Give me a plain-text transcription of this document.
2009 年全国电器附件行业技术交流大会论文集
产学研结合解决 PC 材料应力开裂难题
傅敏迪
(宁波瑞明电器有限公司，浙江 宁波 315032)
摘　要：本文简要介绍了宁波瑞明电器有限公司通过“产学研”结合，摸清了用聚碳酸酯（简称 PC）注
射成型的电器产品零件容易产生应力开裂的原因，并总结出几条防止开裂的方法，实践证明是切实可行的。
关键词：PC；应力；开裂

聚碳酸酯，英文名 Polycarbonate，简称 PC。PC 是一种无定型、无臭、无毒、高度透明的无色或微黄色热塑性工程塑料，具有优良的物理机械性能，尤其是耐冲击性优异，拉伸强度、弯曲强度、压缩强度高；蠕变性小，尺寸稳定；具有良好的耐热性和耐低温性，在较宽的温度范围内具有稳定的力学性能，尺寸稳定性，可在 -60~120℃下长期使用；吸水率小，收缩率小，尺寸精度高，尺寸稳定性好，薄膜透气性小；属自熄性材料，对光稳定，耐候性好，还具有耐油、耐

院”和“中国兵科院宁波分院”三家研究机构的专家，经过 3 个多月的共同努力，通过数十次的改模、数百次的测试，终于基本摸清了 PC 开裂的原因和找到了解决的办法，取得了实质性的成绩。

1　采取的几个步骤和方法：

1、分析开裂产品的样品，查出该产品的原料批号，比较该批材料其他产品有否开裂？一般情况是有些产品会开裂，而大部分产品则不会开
=======
◆ **WHAT THE EXERCISE ASKS**
Print every entry exactly as it appears.

◆ **WRITTEN ANSWER**
Give me a plain-text transcription of this document.
2009 年全国电器附件行业技术交流大会论文集
产学研结合解决 PC 材料应力开裂难题
傅敏迪
(宁波瑞明电器有限公司，浙江 宁波 315032)
摘　要：本文简要介绍了宁波瑞明电器有限公司通过“产学研”结合，摸清了用聚碳酸酯（简称 PC）注
射成型的电器产品零件容易产生应力开裂的原因，并总结出几条防止开裂的方法，实践证明是切实可行的。
关键词：PC；应力；开裂

聚碳酸酯，英文名 Polycarbonate，简称 PC。PC 是一种无定型、无臭、无毒、高度透明的无色或微黄色热塑性工程塑料，具有优良的物理机械性能，尤其是耐冲击性优异，拉伸强度、弯曲强度、压缩强度高；蠕变性小，尺寸稳定；具有良好的耐热性和耐低温性，在较宽的温度范围内具有稳定的力学性能，尺寸稳定性，可在 -60~120℃下长期使用；吸水率小，收缩率小，尺寸精度高，尺寸稳定性好，薄膜透气性小；属自熄性材料，对光稳定，耐候性好，还具有耐油、耐

院”和“中国兵科院宁波分院”三家研究机构的专家，经过 3 个多月的共同努力，通过数十次的改模、数百次的测试，终于基本摸清了 PC 开裂的原因和找到了解决的办法，取得了实质性的成绩。

1　采取的几个步骤和方法：

1、分析开裂产品的样品，查出该产品的原料批号，比较该批材料其他产品有否开裂？一般情况是有些产品会开裂，而大部分产品则不会开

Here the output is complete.